THE EXERCISE: Transcribe the listing that follows in full, omitting pictures.

"""

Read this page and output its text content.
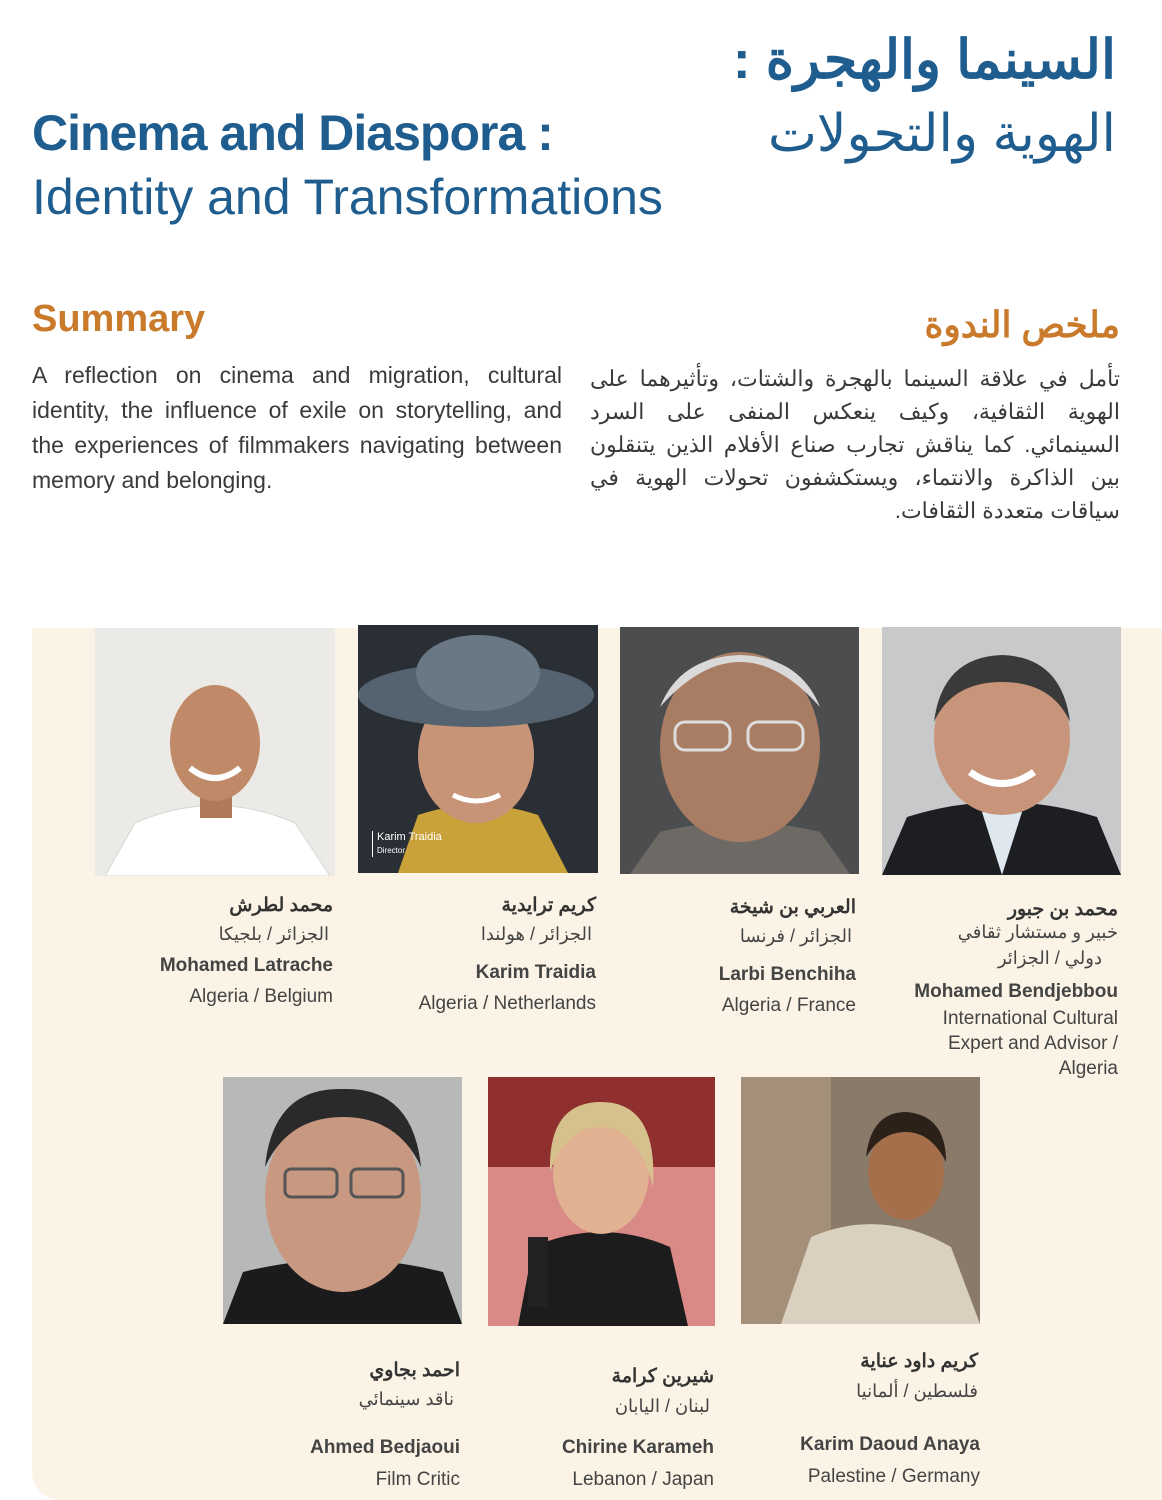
السينما والهجرة :
الهوية والتحولات
Cinema and Diaspora :
Identity and Transformations
Summary	ملخص الندوة
A reflection on cinema and migration, cultural identity, the influence of exile on storytelling, and the experiences of filmmakers navigating between memory and belonging.
تأمل في علاقة السينما بالهجرة والشتات، وتأثيرهما على الهوية الثقافية، وكيف ينعكس المنفى على السرد السينمائي. كما يناقش تجارب صناع الأفلام الذين يتنقلون بين الذاكرة والانتماء، ويستكشفون تحولات الهوية في سياقات متعددة الثقافات.
Karim Traidia
Director
محمد لطرش
الجزائر / بلجيكا
Mohamed Latrache
Algeria / Belgium
كريم ترايدية
الجزائر / هولندا
Karim Traidia
Algeria / Netherlands
العربي بن شيخة
الجزائر / فرنسا
Larbi Benchiha
Algeria / France
محمد بن جبور
خبير و مستشار ثقافي
دولي / الجزائر
Mohamed Bendjebbou
International Cultural
Expert and Advisor /
Algeria
احمد بجاوي
ناقد سينمائي
Ahmed Bedjaoui
Film Critic
شيرين كرامة
لبنان / اليابان
Chirine Karameh
Lebanon / Japan
كريم داود عناية
فلسطين / ألمانيا
Karim Daoud Anaya
Palestine / Germany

"""

TASK ANSWER:
Read this page and output its text content.
السينما والهجرة :
الهوية والتحولات
Cinema and Diaspora :
Identity and Transformations
Summary	ملخص الندوة
A reflection on cinema and migration, cultural identity, the influence of exile on storytelling, and the experiences of filmmakers navigating between memory and belonging.
تأمل في علاقة السينما بالهجرة والشتات، وتأثيرهما على الهوية الثقافية، وكيف ينعكس المنفى على السرد السينمائي. كما يناقش تجارب صناع الأفلام الذين يتنقلون بين الذاكرة والانتماء، ويستكشفون تحولات الهوية في سياقات متعددة الثقافات.
Karim Traidia
Director
محمد لطرش
الجزائر / بلجيكا
Mohamed Latrache
Algeria / Belgium
كريم ترايدية
الجزائر / هولندا
Karim Traidia
Algeria / Netherlands
العربي بن شيخة
الجزائر / فرنسا
Larbi Benchiha
Algeria / France
محمد بن جبور
خبير و مستشار ثقافي
دولي / الجزائر
Mohamed Bendjebbou
International Cultural
Expert and Advisor /
Algeria
احمد بجاوي
ناقد سينمائي
Ahmed Bedjaoui
Film Critic
شيرين كرامة
لبنان / اليابان
Chirine Karameh
Lebanon / Japan
كريم داود عناية
فلسطين / ألمانيا
Karim Daoud Anaya
Palestine / Germany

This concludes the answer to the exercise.